§ Required work
Write out every entry word for word.

-- BEGIN Supplied records --

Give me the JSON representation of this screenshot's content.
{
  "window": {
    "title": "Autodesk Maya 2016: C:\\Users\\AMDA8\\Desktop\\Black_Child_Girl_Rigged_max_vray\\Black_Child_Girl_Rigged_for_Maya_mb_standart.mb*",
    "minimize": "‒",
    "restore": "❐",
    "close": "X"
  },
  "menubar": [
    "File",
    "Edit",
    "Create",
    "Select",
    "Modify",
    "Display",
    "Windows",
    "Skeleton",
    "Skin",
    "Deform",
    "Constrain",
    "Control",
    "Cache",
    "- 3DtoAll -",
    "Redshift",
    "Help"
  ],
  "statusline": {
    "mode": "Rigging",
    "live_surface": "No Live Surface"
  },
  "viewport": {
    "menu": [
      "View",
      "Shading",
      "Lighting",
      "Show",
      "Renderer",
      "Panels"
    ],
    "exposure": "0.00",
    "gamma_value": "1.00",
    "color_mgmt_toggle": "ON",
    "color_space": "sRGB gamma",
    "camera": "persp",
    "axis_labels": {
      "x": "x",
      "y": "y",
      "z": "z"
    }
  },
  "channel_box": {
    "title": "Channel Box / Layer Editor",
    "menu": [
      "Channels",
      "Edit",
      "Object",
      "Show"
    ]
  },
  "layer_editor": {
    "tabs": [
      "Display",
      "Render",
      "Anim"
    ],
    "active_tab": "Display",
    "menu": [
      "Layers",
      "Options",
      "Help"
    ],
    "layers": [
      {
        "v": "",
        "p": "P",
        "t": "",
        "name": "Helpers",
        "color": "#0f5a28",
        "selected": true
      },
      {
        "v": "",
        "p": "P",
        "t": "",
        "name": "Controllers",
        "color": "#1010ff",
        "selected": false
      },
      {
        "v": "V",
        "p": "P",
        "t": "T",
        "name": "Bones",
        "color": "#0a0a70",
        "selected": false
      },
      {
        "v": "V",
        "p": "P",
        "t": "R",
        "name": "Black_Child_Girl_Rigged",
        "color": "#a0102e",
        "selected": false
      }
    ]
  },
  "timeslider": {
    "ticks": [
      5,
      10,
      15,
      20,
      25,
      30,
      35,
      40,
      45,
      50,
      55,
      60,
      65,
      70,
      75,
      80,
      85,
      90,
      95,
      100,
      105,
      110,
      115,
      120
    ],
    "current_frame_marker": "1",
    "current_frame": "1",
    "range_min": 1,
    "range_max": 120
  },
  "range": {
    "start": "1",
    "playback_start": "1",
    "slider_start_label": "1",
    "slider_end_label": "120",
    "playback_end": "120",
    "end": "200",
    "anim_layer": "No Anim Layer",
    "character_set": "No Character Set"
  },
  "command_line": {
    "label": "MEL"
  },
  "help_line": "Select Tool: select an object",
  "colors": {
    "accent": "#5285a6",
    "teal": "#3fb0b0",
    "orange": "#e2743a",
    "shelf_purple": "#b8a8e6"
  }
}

-- END Supplied records --

§ Response
Give me the JSON representation of this screenshot's content.
{
  "window": {
    "title": "Autodesk Maya 2016: C:\\Users\\AMDA8\\Desktop\\Black_Child_Girl_Rigged_max_vray\\Black_Child_Girl_Rigged_for_Maya_mb_standart.mb*",
    "minimize": "‒",
    "restore": "❐",
    "close": "X"
  },
  "menubar": [
    "File",
    "Edit",
    "Create",
    "Select",
    "Modify",
    "Display",
    "Windows",
    "Skeleton",
    "Skin",
    "Deform",
    "Constrain",
    "Control",
    "Cache",
    "- 3DtoAll -",
    "Redshift",
    "Help"
  ],
  "statusline": {
    "mode": "Rigging",
    "live_surface": "No Live Surface"
  },
  "viewport": {
    "menu": [
      "View",
      "Shading",
      "Lighting",
      "Show",
      "Renderer",
      "Panels"
    ],
    "exposure": "0.00",
    "gamma_value": "1.00",
    "color_mgmt_toggle": "ON",
    "color_space": "sRGB gamma",
    "camera": "persp",
    "axis_labels": {
      "x": "x",
      "y": "y",
      "z": "z"
    }
  },
  "channel_box": {
    "title": "Channel Box / Layer Editor",
    "menu": [
      "Channels",
      "Edit",
      "Object",
      "Show"
    ]
  },
  "layer_editor": {
    "tabs": [
      "Display",
      "Render",
      "Anim"
    ],
    "active_tab": "Display",
    "menu": [
      "Layers",
      "Options",
      "Help"
    ],
    "layers": [
      {
        "v": "",
        "p": "P",
        "t": "",
        "name": "Helpers",
        "color": "#0f5a28",
        "selected": true
      },
      {
        "v": "",
        "p": "P",
        "t": "",
        "name": "Controllers",
        "color": "#1010ff",
        "selected": false
      },
      {
        "v": "V",
        "p": "P",
        "t": "T",
        "name": "Bones",
        "color": "#0a0a70",
        "selected": false
      },
      {
        "v": "V",
        "p": "P",
        "t": "R",
        "name": "Black_Child_Girl_Rigged",
        "color": "#a0102e",
        "selected": false
      }
    ]
  },
  "timeslider": {
    "ticks": [
      5,
      10,
      15,
      20,
      25,
      30,
      35,
      40,
      45,
      50,
      55,
      60,
      65,
      70,
      75,
      80,
      85,
      90,
      95,
      100,
      105,
      110,
      115,
      120
    ],
    "current_frame_marker": "1",
    "current_frame": "1",
    "range_min": 1,
    "range_max": 120
  },
  "range": {
    "start": "1",
    "playback_start": "1",
    "slider_start_label": "1",
    "slider_end_label": "120",
    "playback_end": "120",
    "end": "200",
    "anim_layer": "No Anim Layer",
    "character_set": "No Character Set"
  },
  "command_line": {
    "label": "MEL"
  },
  "help_line": "Select Tool: select an object",
  "colors": {
    "accent": "#5285a6",
    "teal": "#3fb0b0",
    "orange": "#e2743a",
    "shelf_purple": "#b8a8e6"
  }
}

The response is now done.